Records of element locations:
>> BEGIN
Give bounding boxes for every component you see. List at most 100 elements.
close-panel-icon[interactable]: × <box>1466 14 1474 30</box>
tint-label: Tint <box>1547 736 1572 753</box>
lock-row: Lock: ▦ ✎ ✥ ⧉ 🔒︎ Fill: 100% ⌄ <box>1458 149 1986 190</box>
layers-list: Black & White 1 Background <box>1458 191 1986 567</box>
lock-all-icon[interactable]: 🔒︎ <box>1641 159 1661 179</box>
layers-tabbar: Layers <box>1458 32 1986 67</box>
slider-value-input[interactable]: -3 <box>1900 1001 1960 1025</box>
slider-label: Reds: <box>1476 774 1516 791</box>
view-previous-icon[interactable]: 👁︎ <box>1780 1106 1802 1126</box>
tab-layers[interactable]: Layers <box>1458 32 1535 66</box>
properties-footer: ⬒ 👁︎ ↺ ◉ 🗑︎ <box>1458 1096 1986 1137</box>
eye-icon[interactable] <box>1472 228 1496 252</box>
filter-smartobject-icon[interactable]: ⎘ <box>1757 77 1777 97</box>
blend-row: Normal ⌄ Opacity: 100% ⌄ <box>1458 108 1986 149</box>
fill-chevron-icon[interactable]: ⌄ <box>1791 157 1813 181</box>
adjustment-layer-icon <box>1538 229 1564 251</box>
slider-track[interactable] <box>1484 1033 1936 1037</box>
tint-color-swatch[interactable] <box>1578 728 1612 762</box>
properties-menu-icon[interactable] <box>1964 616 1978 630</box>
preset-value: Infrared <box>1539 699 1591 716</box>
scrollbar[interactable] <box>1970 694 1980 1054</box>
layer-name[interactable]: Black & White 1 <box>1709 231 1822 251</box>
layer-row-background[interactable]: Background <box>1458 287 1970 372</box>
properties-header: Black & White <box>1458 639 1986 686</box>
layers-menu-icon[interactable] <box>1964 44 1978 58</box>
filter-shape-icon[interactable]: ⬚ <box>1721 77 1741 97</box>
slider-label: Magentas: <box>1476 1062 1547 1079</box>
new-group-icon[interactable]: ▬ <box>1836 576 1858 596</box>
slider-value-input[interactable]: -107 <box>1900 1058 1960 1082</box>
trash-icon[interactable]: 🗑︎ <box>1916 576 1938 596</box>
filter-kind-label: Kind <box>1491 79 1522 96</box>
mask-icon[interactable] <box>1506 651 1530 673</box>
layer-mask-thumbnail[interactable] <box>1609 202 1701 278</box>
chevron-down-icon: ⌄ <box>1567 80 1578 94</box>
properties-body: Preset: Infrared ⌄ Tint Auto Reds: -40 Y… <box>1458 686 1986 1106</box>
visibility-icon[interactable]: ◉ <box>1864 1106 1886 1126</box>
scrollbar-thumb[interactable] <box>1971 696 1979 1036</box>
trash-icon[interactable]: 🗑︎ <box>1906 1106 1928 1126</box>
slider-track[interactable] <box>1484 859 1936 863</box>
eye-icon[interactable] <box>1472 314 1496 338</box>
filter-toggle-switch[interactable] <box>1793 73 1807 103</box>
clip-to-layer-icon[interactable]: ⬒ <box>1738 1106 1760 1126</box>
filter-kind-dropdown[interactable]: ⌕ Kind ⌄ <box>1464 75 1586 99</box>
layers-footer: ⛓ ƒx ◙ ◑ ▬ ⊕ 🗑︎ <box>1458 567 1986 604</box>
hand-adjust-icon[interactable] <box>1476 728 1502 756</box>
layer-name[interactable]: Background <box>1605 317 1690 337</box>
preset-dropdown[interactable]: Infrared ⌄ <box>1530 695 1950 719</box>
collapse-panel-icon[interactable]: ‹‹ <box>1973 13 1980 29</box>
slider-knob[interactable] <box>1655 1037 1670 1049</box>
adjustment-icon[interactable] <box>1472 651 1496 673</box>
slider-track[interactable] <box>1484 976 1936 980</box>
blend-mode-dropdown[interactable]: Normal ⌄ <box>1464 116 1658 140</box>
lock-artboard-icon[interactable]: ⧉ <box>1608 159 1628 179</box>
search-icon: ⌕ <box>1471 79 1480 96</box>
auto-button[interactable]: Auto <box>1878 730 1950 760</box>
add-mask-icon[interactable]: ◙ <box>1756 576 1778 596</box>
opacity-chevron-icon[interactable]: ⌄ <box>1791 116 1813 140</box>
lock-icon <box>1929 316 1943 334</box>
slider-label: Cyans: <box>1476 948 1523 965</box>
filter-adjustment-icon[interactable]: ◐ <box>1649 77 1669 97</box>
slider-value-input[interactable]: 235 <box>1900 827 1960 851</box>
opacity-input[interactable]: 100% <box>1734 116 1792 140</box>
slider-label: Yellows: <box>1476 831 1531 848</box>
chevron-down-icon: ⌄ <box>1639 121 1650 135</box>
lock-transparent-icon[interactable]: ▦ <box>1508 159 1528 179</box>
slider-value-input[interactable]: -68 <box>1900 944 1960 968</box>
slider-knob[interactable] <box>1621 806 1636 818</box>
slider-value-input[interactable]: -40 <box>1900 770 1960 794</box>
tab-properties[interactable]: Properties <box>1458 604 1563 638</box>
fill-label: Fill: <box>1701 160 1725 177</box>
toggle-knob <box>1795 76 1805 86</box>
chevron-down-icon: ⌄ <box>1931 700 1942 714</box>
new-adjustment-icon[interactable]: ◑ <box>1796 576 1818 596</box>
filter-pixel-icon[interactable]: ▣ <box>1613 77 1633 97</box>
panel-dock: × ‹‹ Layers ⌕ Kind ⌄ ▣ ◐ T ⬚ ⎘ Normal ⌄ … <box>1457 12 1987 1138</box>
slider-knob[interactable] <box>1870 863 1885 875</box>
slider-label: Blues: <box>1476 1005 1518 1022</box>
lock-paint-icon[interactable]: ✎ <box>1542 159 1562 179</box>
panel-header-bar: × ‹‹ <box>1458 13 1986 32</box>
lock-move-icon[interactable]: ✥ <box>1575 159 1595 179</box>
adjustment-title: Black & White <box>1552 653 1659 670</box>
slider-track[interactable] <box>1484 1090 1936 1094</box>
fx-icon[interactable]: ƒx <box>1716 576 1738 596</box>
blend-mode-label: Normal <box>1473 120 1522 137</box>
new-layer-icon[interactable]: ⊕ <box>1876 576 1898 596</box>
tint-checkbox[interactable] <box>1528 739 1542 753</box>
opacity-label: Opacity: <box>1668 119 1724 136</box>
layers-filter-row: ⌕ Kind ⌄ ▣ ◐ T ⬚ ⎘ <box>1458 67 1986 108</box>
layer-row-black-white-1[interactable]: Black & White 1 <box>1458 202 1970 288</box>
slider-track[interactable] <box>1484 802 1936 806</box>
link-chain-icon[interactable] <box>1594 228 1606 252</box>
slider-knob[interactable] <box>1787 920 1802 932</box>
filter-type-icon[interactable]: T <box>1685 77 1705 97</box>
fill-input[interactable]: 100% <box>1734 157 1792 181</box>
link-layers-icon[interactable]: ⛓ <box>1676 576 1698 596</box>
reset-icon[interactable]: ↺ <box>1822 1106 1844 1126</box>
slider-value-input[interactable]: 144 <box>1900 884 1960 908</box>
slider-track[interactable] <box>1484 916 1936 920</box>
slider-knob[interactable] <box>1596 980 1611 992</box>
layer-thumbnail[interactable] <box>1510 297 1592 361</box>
>> END
What needs to be done ▸
Put the lines of the records into a JSON list of strings, one string per line, leaving out blank lines.

Correct response ▸
[
  "Give bounding boxes for every component you see. List at most 100 elements.",
  "close-panel-icon[interactable]: × <box>1466 14 1474 30</box>",
  "tint-label: Tint <box>1547 736 1572 753</box>",
  "lock-row: Lock: ▦ ✎ ✥ ⧉ 🔒︎ Fill: 100% ⌄ <box>1458 149 1986 190</box>",
  "layers-list: Black & White 1 Background <box>1458 191 1986 567</box>",
  "lock-all-icon[interactable]: 🔒︎ <box>1641 159 1661 179</box>",
  "layers-tabbar: Layers <box>1458 32 1986 67</box>",
  "slider-value-input[interactable]: -3 <box>1900 1001 1960 1025</box>",
  "slider-label: Reds: <box>1476 774 1516 791</box>",
  "view-previous-icon[interactable]: 👁︎ <box>1780 1106 1802 1126</box>",
  "tab-layers[interactable]: Layers <box>1458 32 1535 66</box>",
  "properties-footer: ⬒ 👁︎ ↺ ◉ 🗑︎ <box>1458 1096 1986 1137</box>",
  "eye-icon[interactable] <box>1472 228 1496 252</box>",
  "filter-smartobject-icon[interactable]: ⎘ <box>1757 77 1777 97</box>",
  "blend-row: Normal ⌄ Opacity: 100% ⌄ <box>1458 108 1986 149</box>",
  "fill-chevron-icon[interactable]: ⌄ <box>1791 157 1813 181</box>",
  "adjustment-layer-icon <box>1538 229 1564 251</box>",
  "slider-track[interactable] <box>1484 1033 1936 1037</box>",
  "tint-color-swatch[interactable] <box>1578 728 1612 762</box>",
  "properties-menu-icon[interactable] <box>1964 616 1978 630</box>",
  "preset-value: Infrared <box>1539 699 1591 716</box>",
  "scrollbar[interactable] <box>1970 694 1980 1054</box>",
  "layer-name[interactable]: Black & White 1 <box>1709 231 1822 251</box>",
  "layer-row-background[interactable]: Background <box>1458 287 1970 372</box>",
  "properties-header: Black & White <box>1458 639 1986 686</box>",
  "layers-menu-icon[interactable] <box>1964 44 1978 58</box>",
  "filter-shape-icon[interactable]: ⬚ <box>1721 77 1741 97</box>",
  "slider-label: Magentas: <box>1476 1062 1547 1079</box>",
  "new-group-icon[interactable]: ▬ <box>1836 576 1858 596</box>",
  "slider-value-input[interactable]: -107 <box>1900 1058 1960 1082</box>",
  "trash-icon[interactable]: 🗑︎ <box>1916 576 1938 596</box>",
  "filter-kind-label: Kind <box>1491 79 1522 96</box>",
  "mask-icon[interactable] <box>1506 651 1530 673</box>",
  "layer-mask-thumbnail[interactable] <box>1609 202 1701 278</box>",
  "chevron-down-icon: ⌄ <box>1567 80 1578 94</box>",
  "properties-body: Preset: Infrared ⌄ Tint Auto Reds: -40 Y… <box>1458 686 1986 1106</box>",
  "visibility-icon[interactable]: ◉ <box>1864 1106 1886 1126</box>",
  "scrollbar-thumb[interactable] <box>1971 696 1979 1036</box>",
  "trash-icon[interactable]: 🗑︎ <box>1906 1106 1928 1126</box>",
  "slider-track[interactable] <box>1484 859 1936 863</box>",
  "eye-icon[interactable] <box>1472 314 1496 338</box>",
  "filter-toggle-switch[interactable] <box>1793 73 1807 103</box>",
  "clip-to-layer-icon[interactable]: ⬒ <box>1738 1106 1760 1126</box>",
  "filter-kind-dropdown[interactable]: ⌕ Kind ⌄ <box>1464 75 1586 99</box>",
  "layers-footer: ⛓ ƒx ◙ ◑ ▬ ⊕ 🗑︎ <box>1458 567 1986 604</box>",
  "hand-adjust-icon[interactable] <box>1476 728 1502 756</box>",
  "layer-name[interactable]: Background <box>1605 317 1690 337</box>",
  "preset-dropdown[interactable]: Infrared ⌄ <box>1530 695 1950 719</box>",
  "collapse-panel-icon[interactable]: ‹‹ <box>1973 13 1980 29</box>",
  "slider-knob[interactable] <box>1655 1037 1670 1049</box>",
  "adjustment-icon[interactable] <box>1472 651 1496 673</box>",
  "slider-track[interactable] <box>1484 976 1936 980</box>",
  "blend-mode-dropdown[interactable]: Normal ⌄ <box>1464 116 1658 140</box>",
  "lock-artboard-icon[interactable]: ⧉ <box>1608 159 1628 179</box>",
  "search-icon: ⌕ <box>1471 79 1480 96</box>",
  "auto-button[interactable]: Auto <box>1878 730 1950 760</box>",
  "add-mask-icon[interactable]: ◙ <box>1756 576 1778 596</box>",
  "opacity-chevron-icon[interactable]: ⌄ <box>1791 116 1813 140</box>",
  "lock-icon <box>1929 316 1943 334</box>",
  "slider-label: Cyans: <box>1476 948 1523 965</box>",
  "filter-adjustment-icon[interactable]: ◐ <box>1649 77 1669 97</box>",
  "slider-value-input[interactable]: 235 <box>1900 827 1960 851</box>",
  "opacity-input[interactable]: 100% <box>1734 116 1792 140</box>",
  "slider-label: Yellows: <box>1476 831 1531 848</box>",
  "chevron-down-icon: ⌄ <box>1639 121 1650 135</box>",
  "lock-transparent-icon[interactable]: ▦ <box>1508 159 1528 179</box>",
  "slider-value-input[interactable]: -68 <box>1900 944 1960 968</box>",
  "slider-knob[interactable] <box>1621 806 1636 818</box>",
  "slider-value-input[interactable]: -40 <box>1900 770 1960 794</box>",
  "tab-properties[interactable]: Properties <box>1458 604 1563 638</box>",
  "fill-label: Fill: <box>1701 160 1725 177</box>",
  "toggle-knob <box>1795 76 1805 86</box>",
  "chevron-down-icon: ⌄ <box>1931 700 1942 714</box>",
  "new-adjustment-icon[interactable]: ◑ <box>1796 576 1818 596</box>",
  "filter-pixel-icon[interactable]: ▣ <box>1613 77 1633 97</box>",
  "panel-dock: × ‹‹ Layers ⌕ Kind ⌄ ▣ ◐ T ⬚ ⎘ Normal ⌄ … <box>1457 12 1987 1138</box>",
  "slider-knob[interactable] <box>1870 863 1885 875</box>",
  "slider-label: Blues: <box>1476 1005 1518 1022</box>",
  "lock-paint-icon[interactable]: ✎ <box>1542 159 1562 179</box>",
  "panel-header-bar: × ‹‹ <box>1458 13 1986 32</box>",
  "lock-move-icon[interactable]: ✥ <box>1575 159 1595 179</box>",
  "adjustment-title: Black & White <box>1552 653 1659 670</box>",
  "slider-track[interactable] <box>1484 1090 1936 1094</box>",
  "fx-icon[interactable]: ƒx <box>1716 576 1738 596</box>",
  "blend-mode-label: Normal <box>1473 120 1522 137</box>",
  "new-layer-icon[interactable]: ⊕ <box>1876 576 1898 596</box>",
  "tint-checkbox[interactable] <box>1528 739 1542 753</box>",
  "opacity-label: Opacity: <box>1668 119 1724 136</box>",
  "layers-filter-row: ⌕ Kind ⌄ ▣ ◐ T ⬚ ⎘ <box>1458 67 1986 108</box>",
  "layer-row-black-white-1[interactable]: Black & White 1 <box>1458 202 1970 288</box>",
  "slider-track[interactable] <box>1484 802 1936 806</box>",
  "link-chain-icon[interactable] <box>1594 228 1606 252</box>",
  "slider-knob[interactable] <box>1787 920 1802 932</box>",
  "filter-type-icon[interactable]: T <box>1685 77 1705 97</box>",
  "fill-input[interactable]: 100% <box>1734 157 1792 181</box>",
  "link-layers-icon[interactable]: ⛓ <box>1676 576 1698 596</box>",
  "reset-icon[interactable]: ↺ <box>1822 1106 1844 1126</box>",
  "slider-value-input[interactable]: 144 <box>1900 884 1960 908</box>",
  "slider-track[interactable] <box>1484 916 1936 920</box>",
  "slider-knob[interactable] <box>1596 980 1611 992</box>",
  "layer-thumbnail[interactable] <box>1510 297 1592 361</box>"
]